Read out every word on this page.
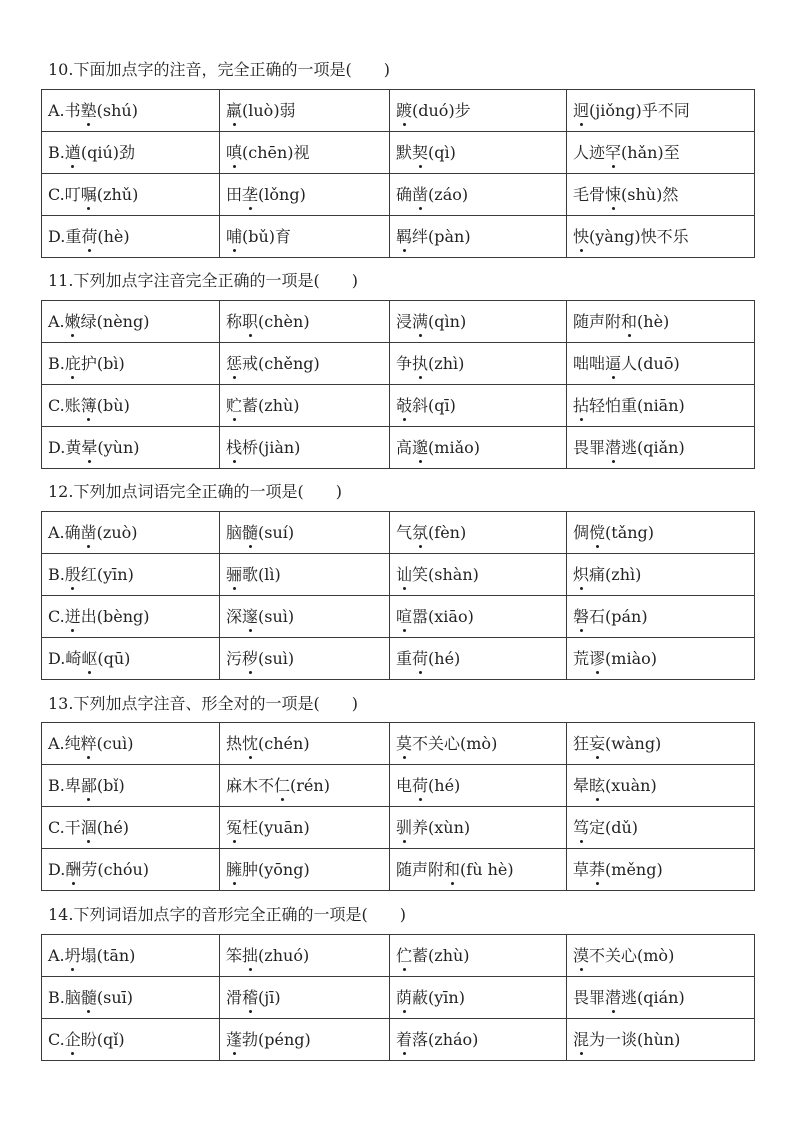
10.下面加点字的注音，完全正确的一项是(　　)
A.书塾(shú)	羸(luò)弱	踱(duó)步	迥(jiǒng)乎不同
B.遒(qiú)劲	嗔(chēn)视	默契(qì)	人迹罕(hǎn)至
C.叮嘱(zhǔ)	田垄(lǒng)	确凿(záo)	毛骨悚(shù)然
D.重荷(hè)	哺(bǔ)育	羁绊(pàn)	怏(yàng)怏不乐
11.下列加点字注音完全正确的一项是(　　)
A.嫩绿(nèng)	称职(chèn)	浸满(qìn)	随声附和(hè)
B.庇护(bì)	惩戒(chěng)	争执(zhì)	咄咄逼人(duō)
C.账簿(bù)	贮蓄(zhù)	攲斜(qī)	拈轻怕重(niān)
D.黄晕(yùn)	栈桥(jiàn)	高邈(miǎo)	畏罪潜逃(qiǎn)
12.下列加点词语完全正确的一项是(　　)
A.确凿(zuò)	脑髓(suí)	气氛(fèn)	倜傥(tǎng)
B.殷红(yīn)	骊歌(lì)	讪笑(shàn)	炽痛(zhì)
C.迸出(bèng)	深邃(suì)	喧嚣(xiāo)	磐石(pán)
D.崎岖(qū)	污秽(suì)	重荷(hé)	荒谬(miào)
13.下列加点字注音、形全对的一项是(　　)
A.纯粹(cuì)	热忱(chén)	莫不关心(mò)	狂妄(wàng)
B.卑鄙(bǐ)	麻木不仁(rén)	电荷(hé)	晕眩(xuàn)
C.干涸(hé)	冤枉(yuān)	驯养(xùn)	笃定(dǔ)
D.酬劳(chóu)	臃肿(yōng)	随声附和(fù hè)	草莽(měng)
14.下列词语加点字的音形完全正确的一项是(　　)
A.坍塌(tān)	笨拙(zhuó)	伫蓄(zhù)	漠不关心(mò)
B.脑髓(suī)	滑稽(jī)	荫蔽(yīn)	畏罪潜逃(qián)
C.企盼(qǐ)	蓬勃(péng)	着落(zháo)	混为一谈(hùn)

▶ What to do: Lines that include the word "畏罪潜逃" are to be extracted from the data above.

▶ Finished answer:
D.黄晕(yùn)	栈桥(jiàn)	高邈(miǎo)	畏罪潜逃(qiǎn)
B.脑髓(suī)	滑稽(jī)	荫蔽(yīn)	畏罪潜逃(qián)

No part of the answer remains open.